▸ **Short problem**
Could you repeat, unchanged, every line of the items from the very first one through the line containing "y-tick-label: 0 (115, 421, 123, 437)", including both of those lines?

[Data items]
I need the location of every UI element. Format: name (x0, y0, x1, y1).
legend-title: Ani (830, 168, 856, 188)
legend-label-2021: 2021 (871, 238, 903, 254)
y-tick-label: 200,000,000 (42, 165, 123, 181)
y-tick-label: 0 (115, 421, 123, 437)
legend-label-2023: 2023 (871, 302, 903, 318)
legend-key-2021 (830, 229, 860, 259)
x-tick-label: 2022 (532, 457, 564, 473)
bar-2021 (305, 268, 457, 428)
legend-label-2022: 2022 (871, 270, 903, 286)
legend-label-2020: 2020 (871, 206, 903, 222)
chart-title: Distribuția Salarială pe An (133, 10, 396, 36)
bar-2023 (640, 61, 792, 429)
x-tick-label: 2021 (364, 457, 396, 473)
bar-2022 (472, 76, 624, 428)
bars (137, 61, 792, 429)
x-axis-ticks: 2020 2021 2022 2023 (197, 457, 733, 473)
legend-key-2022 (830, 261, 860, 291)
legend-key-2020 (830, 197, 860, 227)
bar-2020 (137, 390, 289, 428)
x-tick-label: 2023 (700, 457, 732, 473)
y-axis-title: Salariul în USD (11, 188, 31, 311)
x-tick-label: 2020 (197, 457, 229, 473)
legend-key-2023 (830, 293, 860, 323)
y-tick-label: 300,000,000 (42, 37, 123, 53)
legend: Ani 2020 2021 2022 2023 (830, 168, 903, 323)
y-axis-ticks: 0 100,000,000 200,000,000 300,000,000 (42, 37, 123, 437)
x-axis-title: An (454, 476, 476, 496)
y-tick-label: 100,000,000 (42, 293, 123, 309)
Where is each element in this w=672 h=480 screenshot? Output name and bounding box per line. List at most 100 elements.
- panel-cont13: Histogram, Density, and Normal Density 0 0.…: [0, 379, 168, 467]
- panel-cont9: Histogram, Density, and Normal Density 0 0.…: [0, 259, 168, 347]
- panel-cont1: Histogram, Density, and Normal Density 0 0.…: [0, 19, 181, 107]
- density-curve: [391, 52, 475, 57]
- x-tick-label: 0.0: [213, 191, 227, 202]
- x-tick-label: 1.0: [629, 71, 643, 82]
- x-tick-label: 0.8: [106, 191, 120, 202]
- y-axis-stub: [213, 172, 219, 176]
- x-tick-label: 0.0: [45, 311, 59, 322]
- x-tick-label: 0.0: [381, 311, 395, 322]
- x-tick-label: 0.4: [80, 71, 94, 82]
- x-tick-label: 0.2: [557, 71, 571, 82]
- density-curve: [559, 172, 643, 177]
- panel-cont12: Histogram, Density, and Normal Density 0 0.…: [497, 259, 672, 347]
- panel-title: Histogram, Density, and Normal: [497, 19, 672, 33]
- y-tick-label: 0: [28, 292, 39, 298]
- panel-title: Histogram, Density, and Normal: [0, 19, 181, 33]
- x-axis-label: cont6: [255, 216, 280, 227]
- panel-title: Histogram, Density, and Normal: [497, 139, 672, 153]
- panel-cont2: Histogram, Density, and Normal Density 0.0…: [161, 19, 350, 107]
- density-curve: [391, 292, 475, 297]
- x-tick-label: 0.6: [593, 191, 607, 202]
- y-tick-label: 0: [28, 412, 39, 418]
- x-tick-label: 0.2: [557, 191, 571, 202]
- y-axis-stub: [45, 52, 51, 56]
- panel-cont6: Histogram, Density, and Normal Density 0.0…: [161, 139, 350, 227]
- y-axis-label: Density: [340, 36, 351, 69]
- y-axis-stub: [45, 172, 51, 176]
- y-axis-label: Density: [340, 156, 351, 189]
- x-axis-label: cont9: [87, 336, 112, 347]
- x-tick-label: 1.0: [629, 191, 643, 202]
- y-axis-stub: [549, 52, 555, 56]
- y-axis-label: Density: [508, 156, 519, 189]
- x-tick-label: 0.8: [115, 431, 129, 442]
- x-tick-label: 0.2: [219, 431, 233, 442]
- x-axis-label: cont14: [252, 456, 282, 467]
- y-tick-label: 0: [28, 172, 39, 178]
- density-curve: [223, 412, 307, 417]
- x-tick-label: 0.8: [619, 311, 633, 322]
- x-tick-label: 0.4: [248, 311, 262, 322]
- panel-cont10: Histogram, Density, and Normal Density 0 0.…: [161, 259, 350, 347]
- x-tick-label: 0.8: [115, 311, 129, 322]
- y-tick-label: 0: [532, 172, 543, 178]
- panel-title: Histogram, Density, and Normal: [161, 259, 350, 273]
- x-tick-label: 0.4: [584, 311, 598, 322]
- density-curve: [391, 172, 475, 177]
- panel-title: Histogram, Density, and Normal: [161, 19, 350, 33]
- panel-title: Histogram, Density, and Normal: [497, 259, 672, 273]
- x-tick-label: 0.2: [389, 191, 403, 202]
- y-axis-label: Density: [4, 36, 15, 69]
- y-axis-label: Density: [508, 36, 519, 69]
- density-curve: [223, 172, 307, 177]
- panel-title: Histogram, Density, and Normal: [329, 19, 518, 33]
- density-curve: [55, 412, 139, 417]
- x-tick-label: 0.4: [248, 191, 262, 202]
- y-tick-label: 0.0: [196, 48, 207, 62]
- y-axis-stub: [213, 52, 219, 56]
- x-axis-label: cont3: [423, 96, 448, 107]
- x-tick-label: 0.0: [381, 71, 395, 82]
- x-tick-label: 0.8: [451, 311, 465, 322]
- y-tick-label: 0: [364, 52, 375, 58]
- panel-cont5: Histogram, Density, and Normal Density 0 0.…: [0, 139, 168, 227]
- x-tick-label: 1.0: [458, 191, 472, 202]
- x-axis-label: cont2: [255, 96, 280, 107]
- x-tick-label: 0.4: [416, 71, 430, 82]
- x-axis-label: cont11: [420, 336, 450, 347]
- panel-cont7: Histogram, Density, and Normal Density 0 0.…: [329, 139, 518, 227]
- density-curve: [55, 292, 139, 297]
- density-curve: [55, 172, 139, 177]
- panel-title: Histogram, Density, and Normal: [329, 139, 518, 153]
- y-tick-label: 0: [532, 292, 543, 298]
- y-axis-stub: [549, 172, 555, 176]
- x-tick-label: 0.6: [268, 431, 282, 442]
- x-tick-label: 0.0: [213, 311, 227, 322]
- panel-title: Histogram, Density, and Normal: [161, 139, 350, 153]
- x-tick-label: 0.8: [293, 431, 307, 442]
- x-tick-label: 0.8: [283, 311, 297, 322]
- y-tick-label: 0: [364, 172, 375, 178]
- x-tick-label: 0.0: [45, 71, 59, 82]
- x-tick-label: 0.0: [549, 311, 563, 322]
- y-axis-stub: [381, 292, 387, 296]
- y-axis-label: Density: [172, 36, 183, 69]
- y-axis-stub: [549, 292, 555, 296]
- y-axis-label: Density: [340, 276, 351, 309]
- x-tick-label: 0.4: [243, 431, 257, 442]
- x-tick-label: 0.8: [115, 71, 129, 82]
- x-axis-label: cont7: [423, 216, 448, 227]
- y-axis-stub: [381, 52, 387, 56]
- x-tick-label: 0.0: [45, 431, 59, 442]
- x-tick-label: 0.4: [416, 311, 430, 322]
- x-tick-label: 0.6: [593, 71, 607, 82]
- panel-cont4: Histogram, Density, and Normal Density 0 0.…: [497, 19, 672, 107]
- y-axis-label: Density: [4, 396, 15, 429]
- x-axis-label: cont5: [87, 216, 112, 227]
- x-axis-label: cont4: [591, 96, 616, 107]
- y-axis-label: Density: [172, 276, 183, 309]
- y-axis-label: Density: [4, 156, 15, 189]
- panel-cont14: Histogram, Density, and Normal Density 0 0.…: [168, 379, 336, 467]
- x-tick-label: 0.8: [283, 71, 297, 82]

▸ **Task solution**
I need the location of every UI element. Format: name (x0, y0, x1, y1).
legend-title: Ani (830, 168, 856, 188)
legend-label-2021: 2021 (871, 238, 903, 254)
y-tick-label: 200,000,000 (42, 165, 123, 181)
y-tick-label: 0 (115, 421, 123, 437)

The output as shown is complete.